» **Required work**:
Check each line below for the word "normálního", and copy those that have it.

[BEGIN]

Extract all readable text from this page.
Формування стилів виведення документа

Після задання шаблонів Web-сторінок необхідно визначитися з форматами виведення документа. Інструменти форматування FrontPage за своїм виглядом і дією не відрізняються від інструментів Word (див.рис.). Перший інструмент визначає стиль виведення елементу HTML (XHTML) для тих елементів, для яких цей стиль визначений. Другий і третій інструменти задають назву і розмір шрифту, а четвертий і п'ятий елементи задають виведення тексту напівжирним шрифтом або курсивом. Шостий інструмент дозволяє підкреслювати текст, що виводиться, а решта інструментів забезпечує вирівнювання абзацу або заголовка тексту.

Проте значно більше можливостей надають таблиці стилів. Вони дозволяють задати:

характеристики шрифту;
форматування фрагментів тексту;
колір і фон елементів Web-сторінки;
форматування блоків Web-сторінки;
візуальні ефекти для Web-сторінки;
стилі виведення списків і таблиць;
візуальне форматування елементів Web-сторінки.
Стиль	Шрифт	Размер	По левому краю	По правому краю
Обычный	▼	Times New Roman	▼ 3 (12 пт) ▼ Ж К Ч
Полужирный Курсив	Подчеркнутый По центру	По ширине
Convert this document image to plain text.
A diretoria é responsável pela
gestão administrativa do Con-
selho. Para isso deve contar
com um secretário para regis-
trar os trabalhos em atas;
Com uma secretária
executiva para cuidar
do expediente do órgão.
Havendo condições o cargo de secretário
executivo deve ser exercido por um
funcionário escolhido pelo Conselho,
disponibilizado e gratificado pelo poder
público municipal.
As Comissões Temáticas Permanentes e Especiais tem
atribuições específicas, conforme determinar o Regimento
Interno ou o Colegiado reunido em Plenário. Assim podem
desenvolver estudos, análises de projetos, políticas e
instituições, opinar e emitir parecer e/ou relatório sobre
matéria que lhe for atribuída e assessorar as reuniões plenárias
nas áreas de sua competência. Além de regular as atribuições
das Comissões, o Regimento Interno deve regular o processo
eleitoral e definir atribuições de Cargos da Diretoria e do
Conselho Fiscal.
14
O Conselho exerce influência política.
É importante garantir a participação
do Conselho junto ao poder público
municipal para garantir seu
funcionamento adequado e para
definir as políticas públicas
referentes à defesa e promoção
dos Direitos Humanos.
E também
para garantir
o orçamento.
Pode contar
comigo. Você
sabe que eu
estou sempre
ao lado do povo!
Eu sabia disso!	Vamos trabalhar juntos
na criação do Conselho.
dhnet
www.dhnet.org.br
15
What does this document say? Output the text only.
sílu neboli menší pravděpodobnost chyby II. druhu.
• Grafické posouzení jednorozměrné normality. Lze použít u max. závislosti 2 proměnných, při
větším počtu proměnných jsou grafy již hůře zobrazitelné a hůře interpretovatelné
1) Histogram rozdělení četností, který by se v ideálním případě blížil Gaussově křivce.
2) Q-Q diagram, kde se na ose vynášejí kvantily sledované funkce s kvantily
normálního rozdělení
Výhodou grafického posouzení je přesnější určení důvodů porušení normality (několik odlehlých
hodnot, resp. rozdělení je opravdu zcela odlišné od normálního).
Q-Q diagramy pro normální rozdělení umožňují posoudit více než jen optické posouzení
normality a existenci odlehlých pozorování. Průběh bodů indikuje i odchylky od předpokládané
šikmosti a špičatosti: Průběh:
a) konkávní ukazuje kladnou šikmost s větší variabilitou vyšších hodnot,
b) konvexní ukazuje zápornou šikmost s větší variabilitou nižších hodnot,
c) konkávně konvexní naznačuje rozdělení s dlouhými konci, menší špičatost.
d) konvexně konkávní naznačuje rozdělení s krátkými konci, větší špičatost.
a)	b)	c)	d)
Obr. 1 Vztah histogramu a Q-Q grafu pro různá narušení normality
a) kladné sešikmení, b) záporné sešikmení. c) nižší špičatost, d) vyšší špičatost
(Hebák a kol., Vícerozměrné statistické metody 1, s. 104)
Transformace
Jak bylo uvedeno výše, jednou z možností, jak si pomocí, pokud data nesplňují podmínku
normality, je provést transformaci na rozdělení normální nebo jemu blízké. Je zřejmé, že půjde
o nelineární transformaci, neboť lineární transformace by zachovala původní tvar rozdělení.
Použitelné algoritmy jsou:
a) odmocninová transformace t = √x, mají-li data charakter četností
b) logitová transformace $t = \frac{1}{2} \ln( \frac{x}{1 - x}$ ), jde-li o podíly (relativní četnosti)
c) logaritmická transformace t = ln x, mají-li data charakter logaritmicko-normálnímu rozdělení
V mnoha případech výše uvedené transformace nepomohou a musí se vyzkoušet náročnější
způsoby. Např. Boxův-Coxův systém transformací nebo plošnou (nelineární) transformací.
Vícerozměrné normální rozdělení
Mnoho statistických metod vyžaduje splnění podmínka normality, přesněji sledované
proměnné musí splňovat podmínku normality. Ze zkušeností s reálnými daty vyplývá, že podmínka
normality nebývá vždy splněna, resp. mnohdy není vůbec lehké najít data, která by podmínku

[END]

» **Complete answer**:
normálního rozdělení
hodnot, resp. rozdělení je opravdu zcela odlišné od normálního).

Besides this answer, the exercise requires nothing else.